> **Stated task**: In the data below, find every line with the string "notes" and pull it out.

[begin Records for this exercise]

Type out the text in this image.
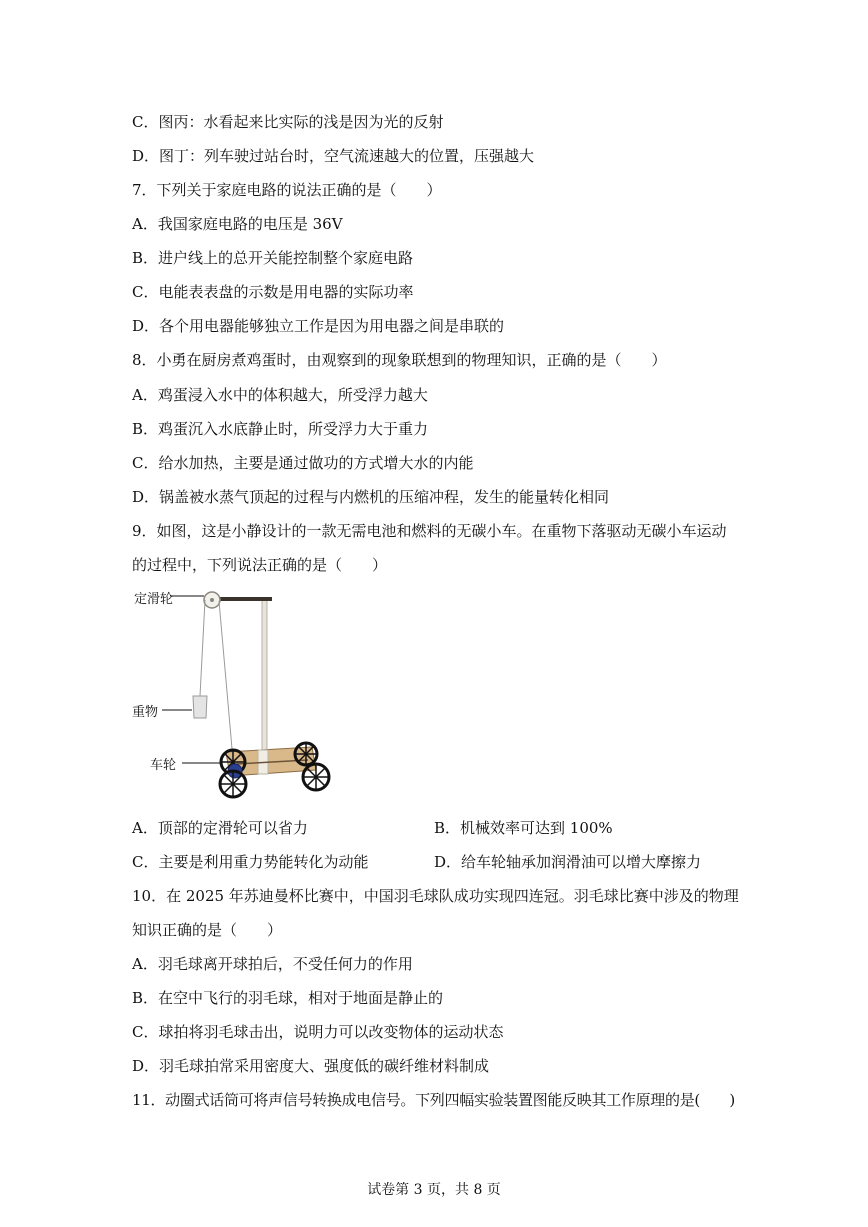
C．图丙：水看起来比实际的浅是因为光的反射
D．图丁：列车驶过站台时，空气流速越大的位置，压强越大
7．下列关于家庭电路的说法正确的是（　　）
A．我国家庭电路的电压是 36V
B．进户线上的总开关能控制整个家庭电路
C．电能表表盘的示数是用电器的实际功率
D．各个用电器能够独立工作是因为用电器之间是串联的
8．小勇在厨房煮鸡蛋时，由观察到的现象联想到的物理知识，正确的是（　　）
A．鸡蛋浸入水中的体积越大，所受浮力越大
B．鸡蛋沉入水底静止时，所受浮力大于重力
C．给水加热，主要是通过做功的方式增大水的内能
D．锅盖被水蒸气顶起的过程与内燃机的压缩冲程，发生的能量转化相同
9．如图，这是小静设计的一款无需电池和燃料的无碳小车。在重物下落驱动无碳小车运动
的过程中，下列说法正确的是（　　）
定滑轮
重物
车轮
A．顶部的定滑轮可以省力	B．机械效率可达到 100%
C．主要是利用重力势能转化为动能	D．给车轮轴承加润滑油可以增大摩擦力
10．在 2025 年苏迪曼杯比赛中，中国羽毛球队成功实现四连冠。羽毛球比赛中涉及的物理
知识正确的是（　　）
A．羽毛球离开球拍后，不受任何力的作用
B．在空中飞行的羽毛球，相对于地面是静止的
C．球拍将羽毛球击出，说明力可以改变物体的运动状态
D．羽毛球拍常采用密度大、强度低的碳纤维材料制成
11．动圈式话筒可将声信号转换成电信号。下列四幅实验装置图能反映其工作原理的是(　　)
试卷第 3 页，共 8 页
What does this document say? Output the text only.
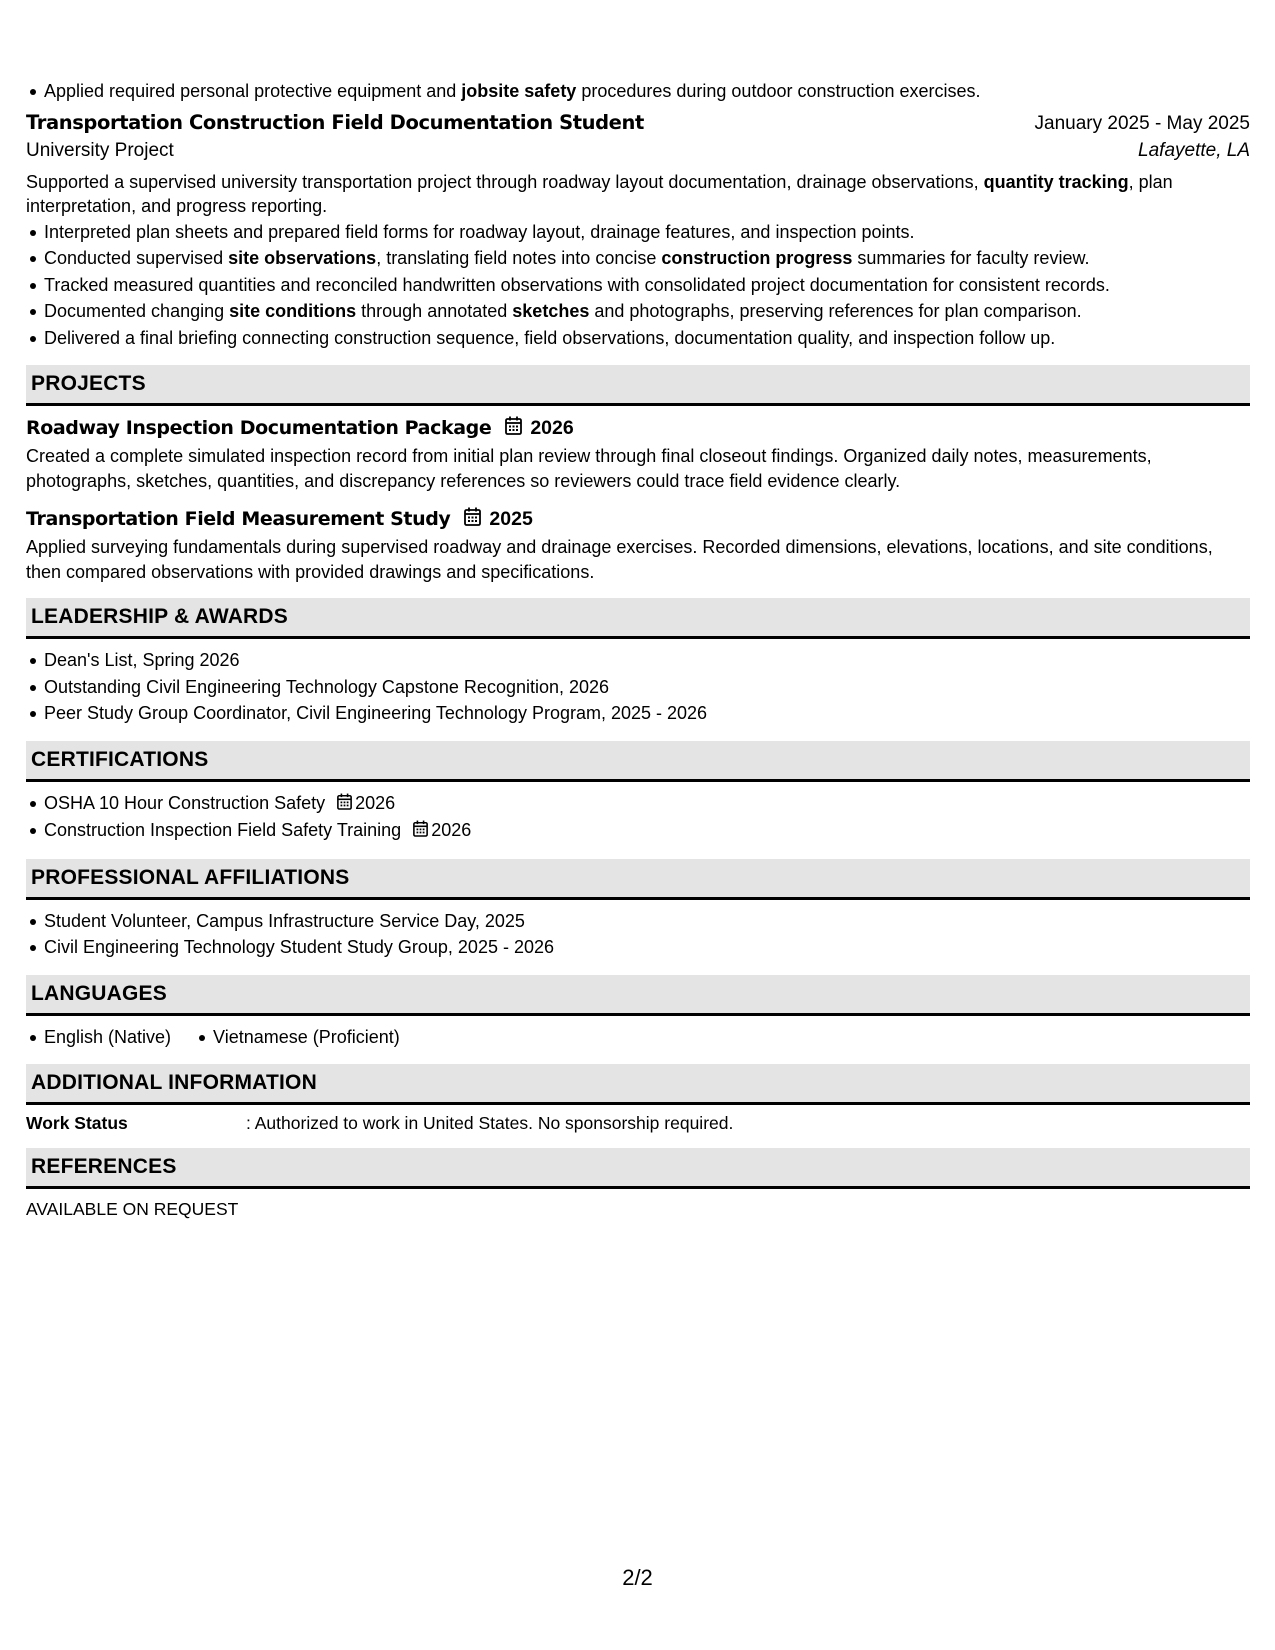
Applied required personal protective equipment and jobsite safety procedures during outdoor construction exercises.
Transportation Construction Field Documentation Student	January 2025 - May 2025
University Project	Lafayette, LA
Supported a supervised university transportation project through roadway layout documentation, drainage observations, quantity tracking, plan interpretation, and progress reporting.
Interpreted plan sheets and prepared field forms for roadway layout, drainage features, and inspection points.
Conducted supervised site observations, translating field notes into concise construction progress summaries for faculty review.
Tracked measured quantities and reconciled handwritten observations with consolidated project documentation for consistent records.
Documented changing site conditions through annotated sketches and photographs, preserving references for plan comparison.
Delivered a final briefing connecting construction sequence, field observations, documentation quality, and inspection follow up.
PROJECTS
Roadway Inspection Documentation Package 2026
Created a complete simulated inspection record from initial plan review through final closeout findings. Organized daily notes, measurements, photographs, sketches, quantities, and discrepancy references so reviewers could trace field evidence clearly.
Transportation Field Measurement Study 2025
Applied surveying fundamentals during supervised roadway and drainage exercises. Recorded dimensions, elevations, locations, and site conditions, then compared observations with provided drawings and specifications.
LEADERSHIP & AWARDS
Dean's List, Spring 2026
Outstanding Civil Engineering Technology Capstone Recognition, 2026
Peer Study Group Coordinator, Civil Engineering Technology Program, 2025 - 2026
CERTIFICATIONS
OSHA 10 Hour Construction Safety 2026
Construction Inspection Field Safety Training 2026
PROFESSIONAL AFFILIATIONS
Student Volunteer, Campus Infrastructure Service Day, 2025
Civil Engineering Technology Student Study Group, 2025 - 2026
LANGUAGES
English (Native)	Vietnamese (Proficient)
ADDITIONAL INFORMATION
Work Status	: Authorized to work in United States. No sponsorship required.
REFERENCES
AVAILABLE ON REQUEST
2/2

[end Records for this exercise]

> **Exercise result**:
Conducted supervised site observations, translating field notes into concise construction progress summaries for faculty review.
Created a complete simulated inspection record from initial plan review through final closeout findings. Organized daily notes, measurements, photographs, sketches, quantities, and discrepancy references so reviewers could trace field evidence clearly.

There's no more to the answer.